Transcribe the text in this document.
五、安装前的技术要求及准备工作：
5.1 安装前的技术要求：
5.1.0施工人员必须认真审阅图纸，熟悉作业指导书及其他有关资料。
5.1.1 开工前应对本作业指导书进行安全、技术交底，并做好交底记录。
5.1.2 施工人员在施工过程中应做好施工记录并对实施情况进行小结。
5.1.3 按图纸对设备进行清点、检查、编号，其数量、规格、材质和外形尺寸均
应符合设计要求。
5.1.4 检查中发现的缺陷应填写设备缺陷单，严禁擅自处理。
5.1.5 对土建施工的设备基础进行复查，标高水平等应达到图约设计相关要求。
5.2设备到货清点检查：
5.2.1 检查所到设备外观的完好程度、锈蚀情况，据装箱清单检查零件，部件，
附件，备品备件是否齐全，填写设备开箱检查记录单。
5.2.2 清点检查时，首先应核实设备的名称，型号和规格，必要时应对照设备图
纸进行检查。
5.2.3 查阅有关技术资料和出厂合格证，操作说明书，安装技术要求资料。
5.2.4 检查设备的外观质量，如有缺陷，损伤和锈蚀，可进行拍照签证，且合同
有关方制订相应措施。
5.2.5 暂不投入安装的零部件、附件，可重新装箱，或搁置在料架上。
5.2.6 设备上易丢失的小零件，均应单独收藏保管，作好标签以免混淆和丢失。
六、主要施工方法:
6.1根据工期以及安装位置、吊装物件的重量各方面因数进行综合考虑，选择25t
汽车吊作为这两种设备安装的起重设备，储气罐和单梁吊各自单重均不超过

» **Aim**
Would you write down every record again, exactly?

» **Task response**
Transcribe the text in this document.
五、安装前的技术要求及准备工作：
5.1 安装前的技术要求：
5.1.0施工人员必须认真审阅图纸，熟悉作业指导书及其他有关资料。
5.1.1 开工前应对本作业指导书进行安全、技术交底，并做好交底记录。
5.1.2 施工人员在施工过程中应做好施工记录并对实施情况进行小结。
5.1.3 按图纸对设备进行清点、检查、编号，其数量、规格、材质和外形尺寸均
应符合设计要求。
5.1.4 检查中发现的缺陷应填写设备缺陷单，严禁擅自处理。
5.1.5 对土建施工的设备基础进行复查，标高水平等应达到图约设计相关要求。
5.2设备到货清点检查：
5.2.1 检查所到设备外观的完好程度、锈蚀情况，据装箱清单检查零件，部件，
附件，备品备件是否齐全，填写设备开箱检查记录单。
5.2.2 清点检查时，首先应核实设备的名称，型号和规格，必要时应对照设备图
纸进行检查。
5.2.3 查阅有关技术资料和出厂合格证，操作说明书，安装技术要求资料。
5.2.4 检查设备的外观质量，如有缺陷，损伤和锈蚀，可进行拍照签证，且合同
有关方制订相应措施。
5.2.5 暂不投入安装的零部件、附件，可重新装箱，或搁置在料架上。
5.2.6 设备上易丢失的小零件，均应单独收藏保管，作好标签以免混淆和丢失。
六、主要施工方法:
6.1根据工期以及安装位置、吊装物件的重量各方面因数进行综合考虑，选择25t
汽车吊作为这两种设备安装的起重设备，储气罐和单梁吊各自单重均不超过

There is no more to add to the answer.